[Given exercise] Repeat each line of the material exactly.

Collection entries
####

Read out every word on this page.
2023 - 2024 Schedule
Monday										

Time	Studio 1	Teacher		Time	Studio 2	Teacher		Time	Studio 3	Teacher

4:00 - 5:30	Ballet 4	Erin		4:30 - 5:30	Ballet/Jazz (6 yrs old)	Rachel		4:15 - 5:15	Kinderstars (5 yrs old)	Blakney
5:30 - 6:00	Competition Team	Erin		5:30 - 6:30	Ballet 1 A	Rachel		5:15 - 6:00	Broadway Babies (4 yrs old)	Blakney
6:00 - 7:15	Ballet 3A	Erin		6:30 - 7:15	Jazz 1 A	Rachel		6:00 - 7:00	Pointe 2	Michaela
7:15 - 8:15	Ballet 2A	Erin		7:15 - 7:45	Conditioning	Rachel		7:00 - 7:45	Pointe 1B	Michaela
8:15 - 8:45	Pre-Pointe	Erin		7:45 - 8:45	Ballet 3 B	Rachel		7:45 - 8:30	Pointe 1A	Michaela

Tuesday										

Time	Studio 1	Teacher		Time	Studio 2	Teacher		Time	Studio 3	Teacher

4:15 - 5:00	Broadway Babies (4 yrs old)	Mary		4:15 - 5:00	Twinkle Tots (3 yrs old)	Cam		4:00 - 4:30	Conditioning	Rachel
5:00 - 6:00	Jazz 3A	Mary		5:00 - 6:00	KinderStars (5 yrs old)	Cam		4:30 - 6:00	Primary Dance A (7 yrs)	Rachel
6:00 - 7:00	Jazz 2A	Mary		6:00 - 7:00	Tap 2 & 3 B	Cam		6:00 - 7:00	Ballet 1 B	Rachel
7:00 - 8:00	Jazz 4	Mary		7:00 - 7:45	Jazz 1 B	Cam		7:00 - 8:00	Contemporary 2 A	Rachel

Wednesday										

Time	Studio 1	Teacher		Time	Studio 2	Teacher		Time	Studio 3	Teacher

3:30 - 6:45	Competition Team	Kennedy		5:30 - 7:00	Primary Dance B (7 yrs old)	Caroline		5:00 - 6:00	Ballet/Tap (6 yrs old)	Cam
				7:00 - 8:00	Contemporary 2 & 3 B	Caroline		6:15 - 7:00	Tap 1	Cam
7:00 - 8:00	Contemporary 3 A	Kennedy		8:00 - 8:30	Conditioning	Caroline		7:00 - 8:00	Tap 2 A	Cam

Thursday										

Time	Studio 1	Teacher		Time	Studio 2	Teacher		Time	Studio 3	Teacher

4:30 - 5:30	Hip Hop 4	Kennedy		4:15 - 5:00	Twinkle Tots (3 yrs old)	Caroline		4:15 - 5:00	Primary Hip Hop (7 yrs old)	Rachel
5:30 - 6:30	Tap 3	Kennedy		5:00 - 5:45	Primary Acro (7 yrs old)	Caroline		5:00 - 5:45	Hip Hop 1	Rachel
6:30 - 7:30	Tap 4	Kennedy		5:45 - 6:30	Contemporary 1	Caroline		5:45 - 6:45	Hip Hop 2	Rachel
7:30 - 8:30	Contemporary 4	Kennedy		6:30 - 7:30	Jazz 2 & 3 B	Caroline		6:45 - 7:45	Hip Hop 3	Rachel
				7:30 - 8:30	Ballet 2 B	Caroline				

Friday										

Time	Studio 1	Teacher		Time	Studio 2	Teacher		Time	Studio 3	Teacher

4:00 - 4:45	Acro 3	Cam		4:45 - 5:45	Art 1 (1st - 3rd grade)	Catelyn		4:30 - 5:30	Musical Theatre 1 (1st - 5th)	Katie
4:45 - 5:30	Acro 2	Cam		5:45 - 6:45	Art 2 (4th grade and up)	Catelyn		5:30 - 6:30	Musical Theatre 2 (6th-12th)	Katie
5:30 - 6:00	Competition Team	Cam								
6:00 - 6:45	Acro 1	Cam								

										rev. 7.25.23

####

[Worked solution]
Read out every word on this page.
2023 - 2024 Schedule
Monday										

Time	Studio 1	Teacher		Time	Studio 2	Teacher		Time	Studio 3	Teacher

4:00 - 5:30	Ballet 4	Erin		4:30 - 5:30	Ballet/Jazz (6 yrs old)	Rachel		4:15 - 5:15	Kinderstars (5 yrs old)	Blakney
5:30 - 6:00	Competition Team	Erin		5:30 - 6:30	Ballet 1 A	Rachel		5:15 - 6:00	Broadway Babies (4 yrs old)	Blakney
6:00 - 7:15	Ballet 3A	Erin		6:30 - 7:15	Jazz 1 A	Rachel		6:00 - 7:00	Pointe 2	Michaela
7:15 - 8:15	Ballet 2A	Erin		7:15 - 7:45	Conditioning	Rachel		7:00 - 7:45	Pointe 1B	Michaela
8:15 - 8:45	Pre-Pointe	Erin		7:45 - 8:45	Ballet 3 B	Rachel		7:45 - 8:30	Pointe 1A	Michaela

Tuesday										

Time	Studio 1	Teacher		Time	Studio 2	Teacher		Time	Studio 3	Teacher

4:15 - 5:00	Broadway Babies (4 yrs old)	Mary		4:15 - 5:00	Twinkle Tots (3 yrs old)	Cam		4:00 - 4:30	Conditioning	Rachel
5:00 - 6:00	Jazz 3A	Mary		5:00 - 6:00	KinderStars (5 yrs old)	Cam		4:30 - 6:00	Primary Dance A (7 yrs)	Rachel
6:00 - 7:00	Jazz 2A	Mary		6:00 - 7:00	Tap 2 & 3 B	Cam		6:00 - 7:00	Ballet 1 B	Rachel
7:00 - 8:00	Jazz 4	Mary		7:00 - 7:45	Jazz 1 B	Cam		7:00 - 8:00	Contemporary 2 A	Rachel

Wednesday										

Time	Studio 1	Teacher		Time	Studio 2	Teacher		Time	Studio 3	Teacher

3:30 - 6:45	Competition Team	Kennedy		5:30 - 7:00	Primary Dance B (7 yrs old)	Caroline		5:00 - 6:00	Ballet/Tap (6 yrs old)	Cam
				7:00 - 8:00	Contemporary 2 & 3 B	Caroline		6:15 - 7:00	Tap 1	Cam
7:00 - 8:00	Contemporary 3 A	Kennedy		8:00 - 8:30	Conditioning	Caroline		7:00 - 8:00	Tap 2 A	Cam

Thursday										

Time	Studio 1	Teacher		Time	Studio 2	Teacher		Time	Studio 3	Teacher

4:30 - 5:30	Hip Hop 4	Kennedy		4:15 - 5:00	Twinkle Tots (3 yrs old)	Caroline		4:15 - 5:00	Primary Hip Hop (7 yrs old)	Rachel
5:30 - 6:30	Tap 3	Kennedy		5:00 - 5:45	Primary Acro (7 yrs old)	Caroline		5:00 - 5:45	Hip Hop 1	Rachel
6:30 - 7:30	Tap 4	Kennedy		5:45 - 6:30	Contemporary 1	Caroline		5:45 - 6:45	Hip Hop 2	Rachel
7:30 - 8:30	Contemporary 4	Kennedy		6:30 - 7:30	Jazz 2 & 3 B	Caroline		6:45 - 7:45	Hip Hop 3	Rachel
				7:30 - 8:30	Ballet 2 B	Caroline				

Friday										

Time	Studio 1	Teacher		Time	Studio 2	Teacher		Time	Studio 3	Teacher

4:00 - 4:45	Acro 3	Cam		4:45 - 5:45	Art 1 (1st - 3rd grade)	Catelyn		4:30 - 5:30	Musical Theatre 1 (1st - 5th)	Katie
4:45 - 5:30	Acro 2	Cam		5:45 - 6:45	Art 2 (4th grade and up)	Catelyn		5:30 - 6:30	Musical Theatre 2 (6th-12th)	Katie
5:30 - 6:00	Competition Team	Cam								
6:00 - 6:45	Acro 1	Cam								

										rev. 7.25.23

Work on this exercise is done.